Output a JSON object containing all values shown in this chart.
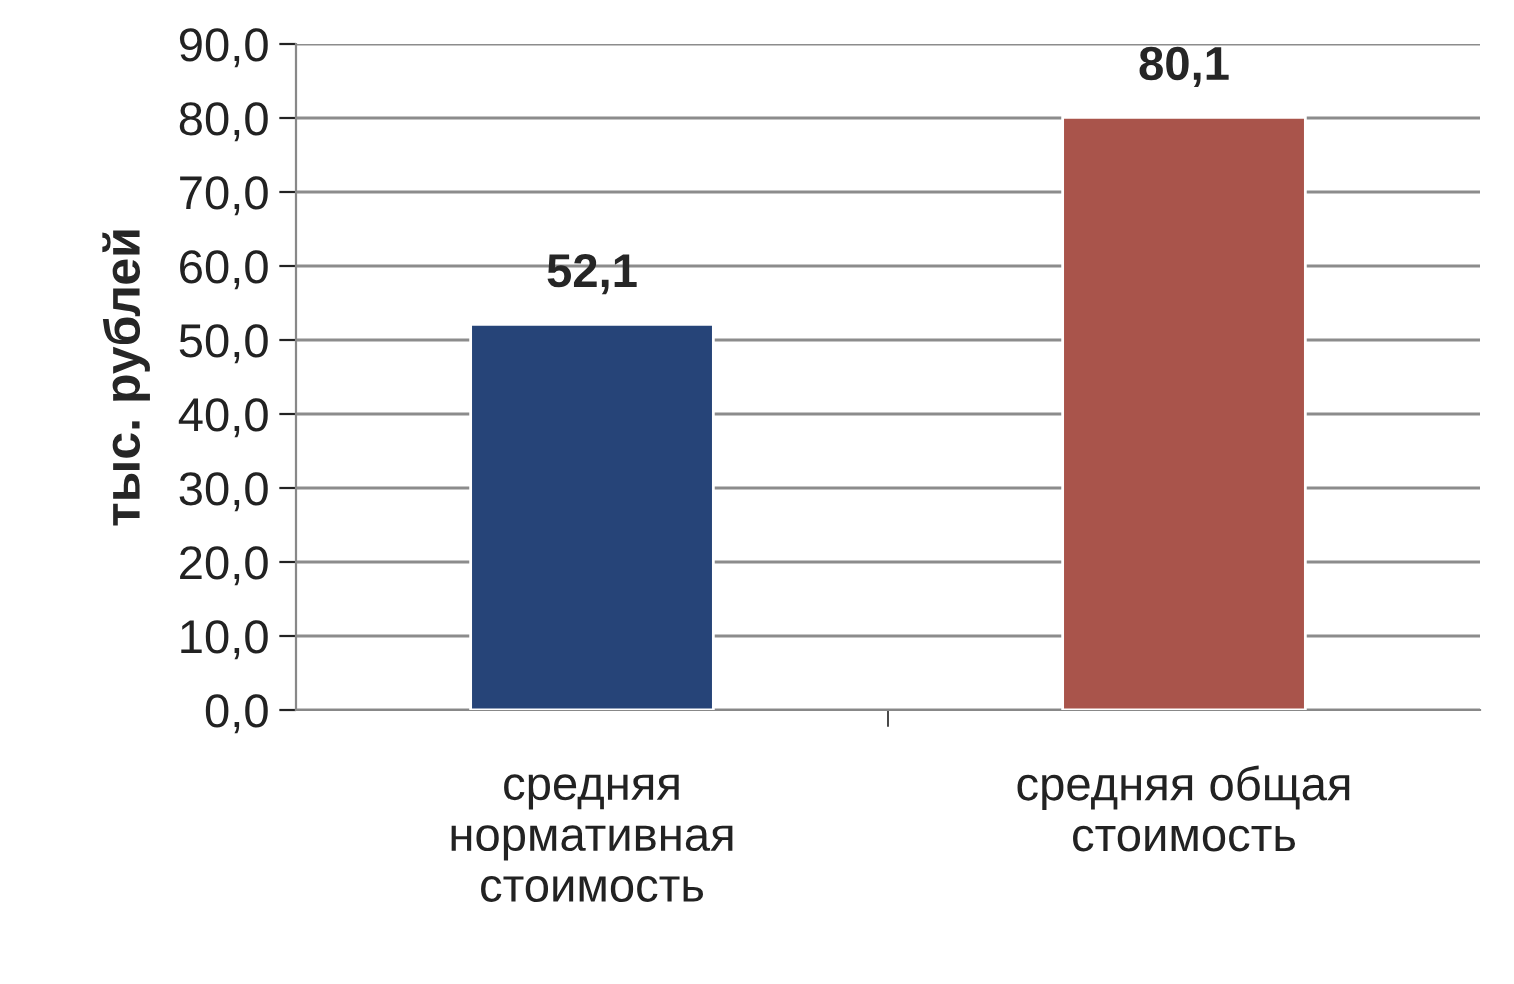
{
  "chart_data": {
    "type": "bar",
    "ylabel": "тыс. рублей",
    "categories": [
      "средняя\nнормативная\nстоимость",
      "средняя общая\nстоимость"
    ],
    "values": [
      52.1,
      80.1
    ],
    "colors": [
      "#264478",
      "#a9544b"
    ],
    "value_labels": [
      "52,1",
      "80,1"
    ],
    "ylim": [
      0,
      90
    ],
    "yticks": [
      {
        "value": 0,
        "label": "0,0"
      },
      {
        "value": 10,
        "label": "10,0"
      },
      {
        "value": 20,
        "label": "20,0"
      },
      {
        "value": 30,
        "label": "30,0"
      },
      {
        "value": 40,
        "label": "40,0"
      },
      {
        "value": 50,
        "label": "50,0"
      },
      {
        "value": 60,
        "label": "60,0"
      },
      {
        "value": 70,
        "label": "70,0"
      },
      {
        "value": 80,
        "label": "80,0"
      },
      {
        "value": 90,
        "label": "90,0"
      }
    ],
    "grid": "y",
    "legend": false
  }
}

┄┄┄┄┄┄┄┄┄┄

Task description: Give the count of lines in the listing that hold the word "nстоимость", with no other text.

The answer: 2